## Exercise task
Copy, in full, each line of the material that holds the word "instalare".

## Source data
────────────────────
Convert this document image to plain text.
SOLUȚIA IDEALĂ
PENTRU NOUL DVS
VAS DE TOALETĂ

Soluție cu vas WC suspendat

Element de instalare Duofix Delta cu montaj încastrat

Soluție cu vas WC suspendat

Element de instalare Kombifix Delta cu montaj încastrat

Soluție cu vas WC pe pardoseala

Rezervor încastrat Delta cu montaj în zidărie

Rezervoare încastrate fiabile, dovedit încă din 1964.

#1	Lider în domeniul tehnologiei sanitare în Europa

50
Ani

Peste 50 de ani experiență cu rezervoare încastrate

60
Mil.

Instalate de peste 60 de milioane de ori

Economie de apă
────────────────────
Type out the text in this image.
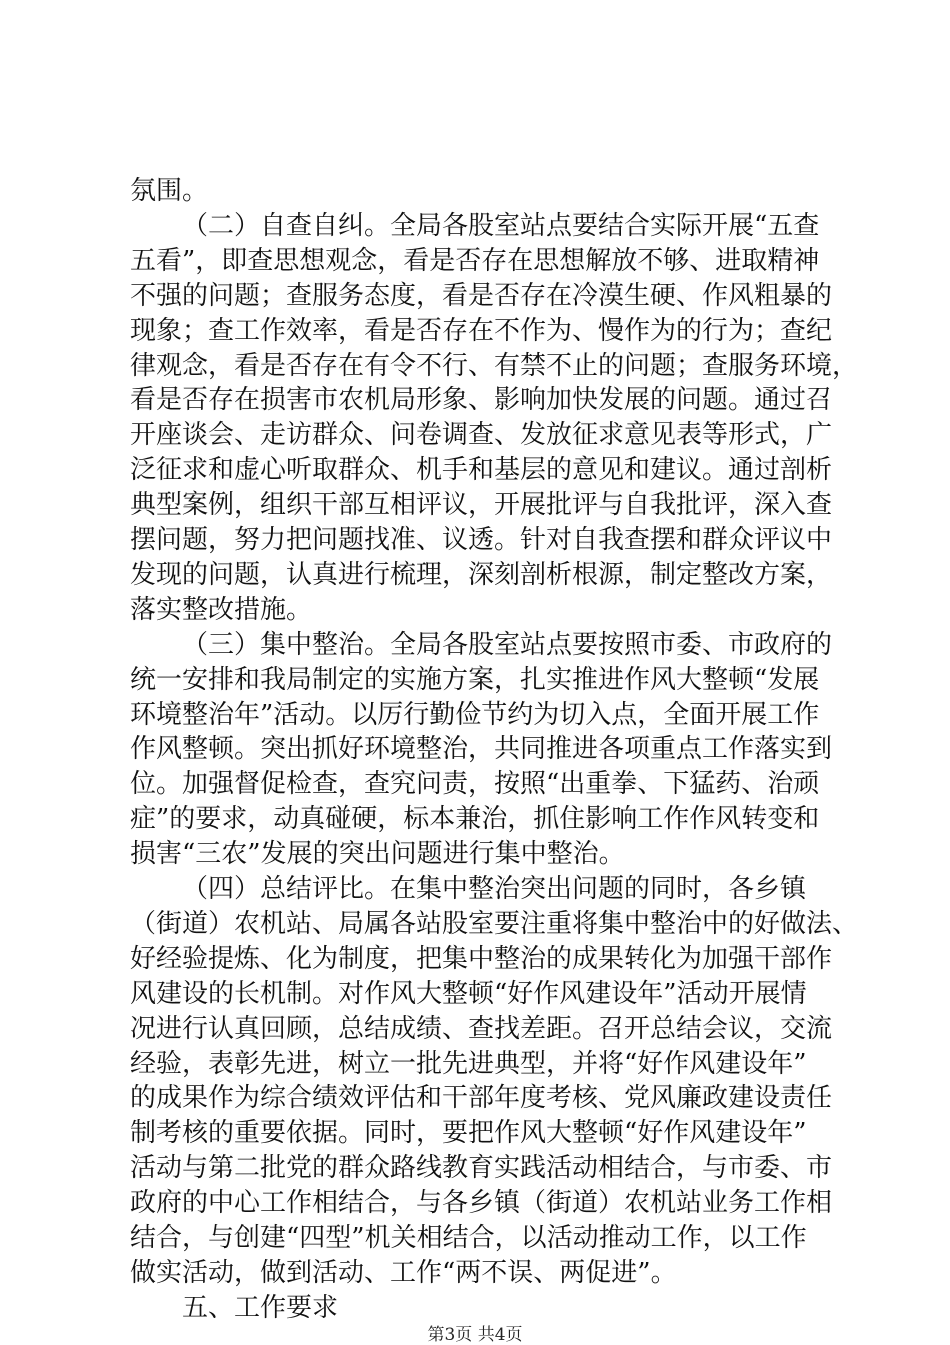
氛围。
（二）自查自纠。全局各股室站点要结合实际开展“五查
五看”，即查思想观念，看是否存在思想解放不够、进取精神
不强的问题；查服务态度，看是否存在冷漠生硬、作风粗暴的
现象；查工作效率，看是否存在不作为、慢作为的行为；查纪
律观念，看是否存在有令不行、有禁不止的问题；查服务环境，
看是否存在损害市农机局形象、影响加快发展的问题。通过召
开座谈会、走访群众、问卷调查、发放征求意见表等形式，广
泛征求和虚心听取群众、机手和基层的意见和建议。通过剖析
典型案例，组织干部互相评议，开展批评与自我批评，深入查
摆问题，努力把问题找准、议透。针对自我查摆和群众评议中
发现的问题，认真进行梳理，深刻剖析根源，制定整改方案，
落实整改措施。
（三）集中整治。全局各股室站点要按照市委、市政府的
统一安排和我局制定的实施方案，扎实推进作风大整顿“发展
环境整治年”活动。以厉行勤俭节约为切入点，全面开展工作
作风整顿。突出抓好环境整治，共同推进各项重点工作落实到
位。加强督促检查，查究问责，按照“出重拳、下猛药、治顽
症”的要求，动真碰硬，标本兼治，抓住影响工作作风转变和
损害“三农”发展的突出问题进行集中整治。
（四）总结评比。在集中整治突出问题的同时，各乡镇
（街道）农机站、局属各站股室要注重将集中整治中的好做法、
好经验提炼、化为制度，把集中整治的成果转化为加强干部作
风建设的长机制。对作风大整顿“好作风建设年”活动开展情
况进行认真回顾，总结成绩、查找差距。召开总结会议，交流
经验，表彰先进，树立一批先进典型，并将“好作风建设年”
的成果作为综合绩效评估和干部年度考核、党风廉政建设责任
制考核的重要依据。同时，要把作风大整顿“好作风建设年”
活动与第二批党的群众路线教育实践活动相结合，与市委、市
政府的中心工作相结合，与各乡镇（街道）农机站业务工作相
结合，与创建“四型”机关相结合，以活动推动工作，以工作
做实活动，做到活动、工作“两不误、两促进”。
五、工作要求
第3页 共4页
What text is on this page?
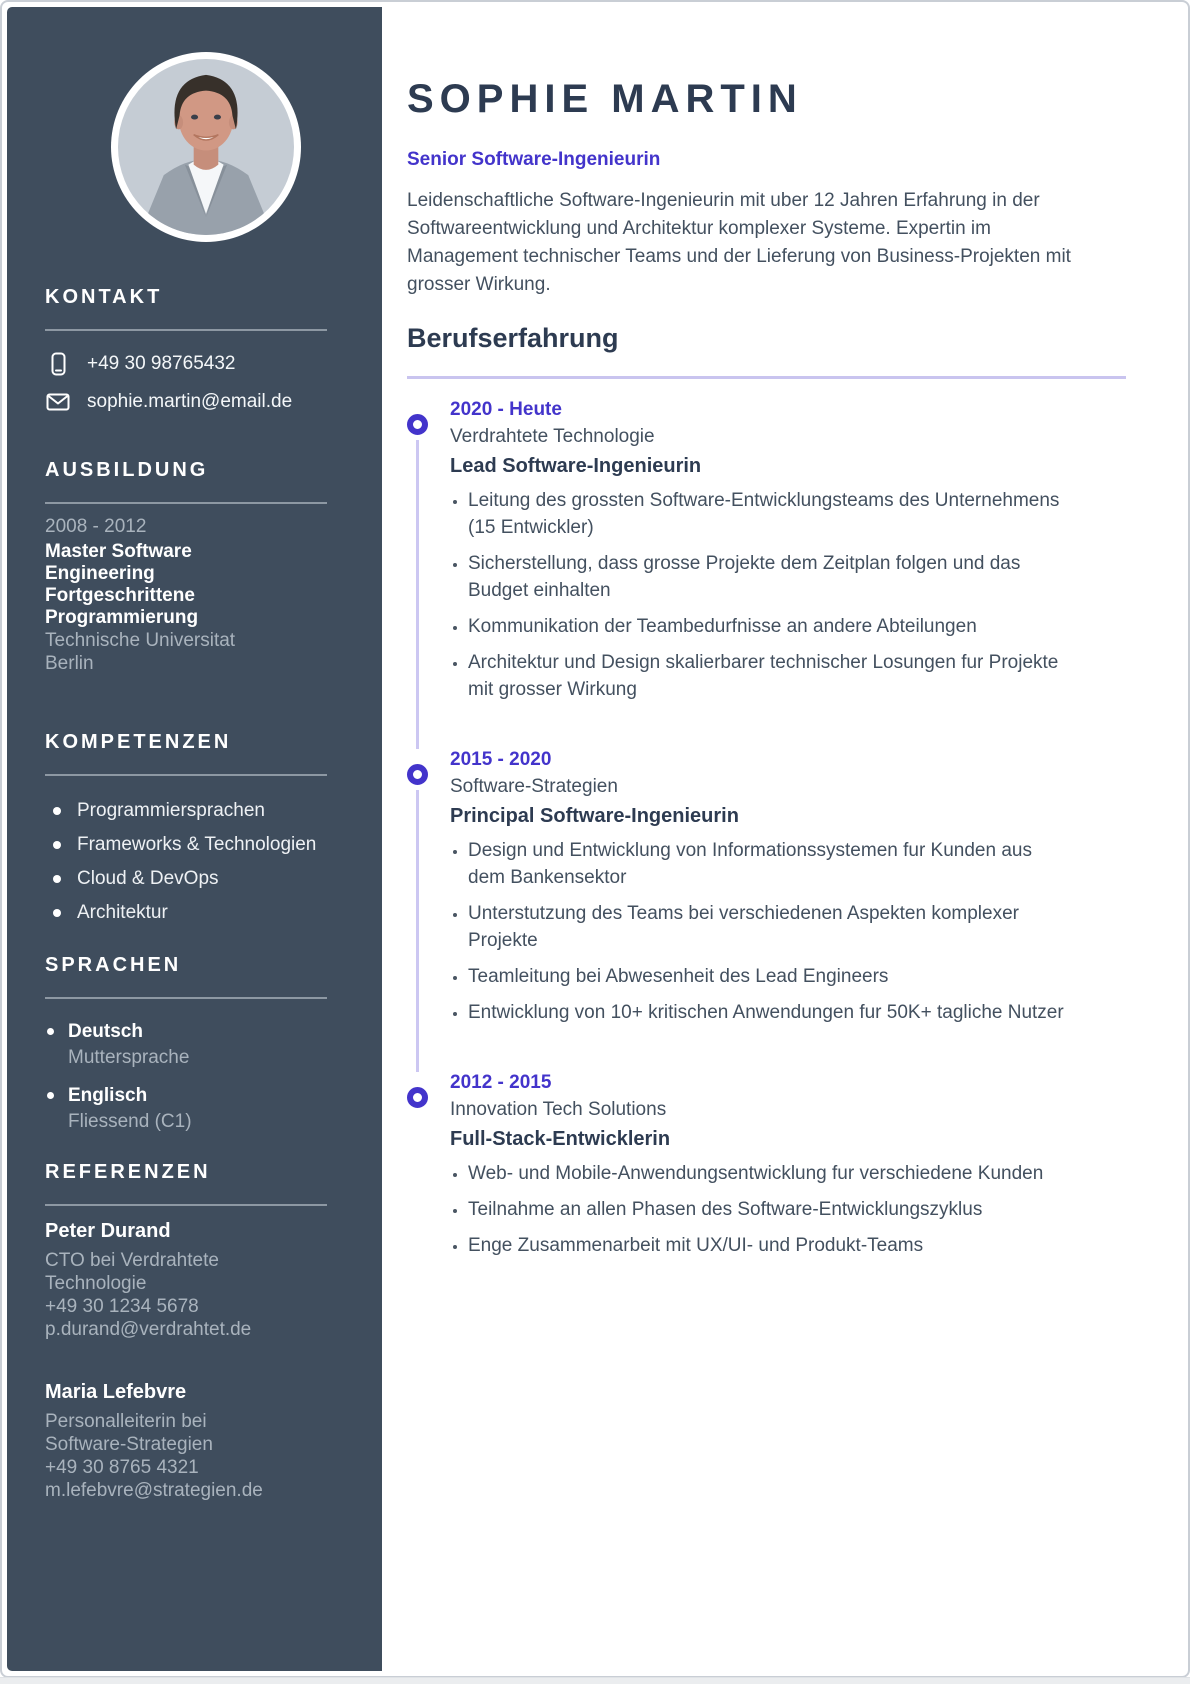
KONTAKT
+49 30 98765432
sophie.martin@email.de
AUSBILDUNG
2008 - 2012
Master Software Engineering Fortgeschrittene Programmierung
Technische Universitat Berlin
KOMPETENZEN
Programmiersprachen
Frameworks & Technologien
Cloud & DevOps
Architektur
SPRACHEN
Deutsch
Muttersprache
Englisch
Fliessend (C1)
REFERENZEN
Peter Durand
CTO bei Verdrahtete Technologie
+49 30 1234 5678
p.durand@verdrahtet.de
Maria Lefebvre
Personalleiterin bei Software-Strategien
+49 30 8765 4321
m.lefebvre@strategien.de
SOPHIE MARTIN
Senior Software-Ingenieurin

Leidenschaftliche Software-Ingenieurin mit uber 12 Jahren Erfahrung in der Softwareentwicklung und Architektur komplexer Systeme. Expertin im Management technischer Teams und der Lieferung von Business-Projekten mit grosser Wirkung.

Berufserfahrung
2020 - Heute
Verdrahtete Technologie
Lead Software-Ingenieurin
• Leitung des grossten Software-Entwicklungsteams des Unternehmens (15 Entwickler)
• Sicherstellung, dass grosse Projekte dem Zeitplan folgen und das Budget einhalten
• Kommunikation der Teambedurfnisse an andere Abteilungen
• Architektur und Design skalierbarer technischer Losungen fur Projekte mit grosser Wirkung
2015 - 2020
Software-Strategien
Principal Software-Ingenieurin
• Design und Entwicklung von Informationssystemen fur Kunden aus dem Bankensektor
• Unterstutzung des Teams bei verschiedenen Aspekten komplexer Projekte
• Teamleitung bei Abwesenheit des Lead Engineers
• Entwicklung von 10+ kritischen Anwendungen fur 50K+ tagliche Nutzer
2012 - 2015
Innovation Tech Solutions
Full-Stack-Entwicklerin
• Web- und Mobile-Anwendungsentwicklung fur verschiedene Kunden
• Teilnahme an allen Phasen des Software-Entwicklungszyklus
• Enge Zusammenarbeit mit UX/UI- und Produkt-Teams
────────────────────
## Exercise response
Element de instalare Duofix Delta cu montaj încastrat
Element de instalare Kombifix Delta cu montaj încastrat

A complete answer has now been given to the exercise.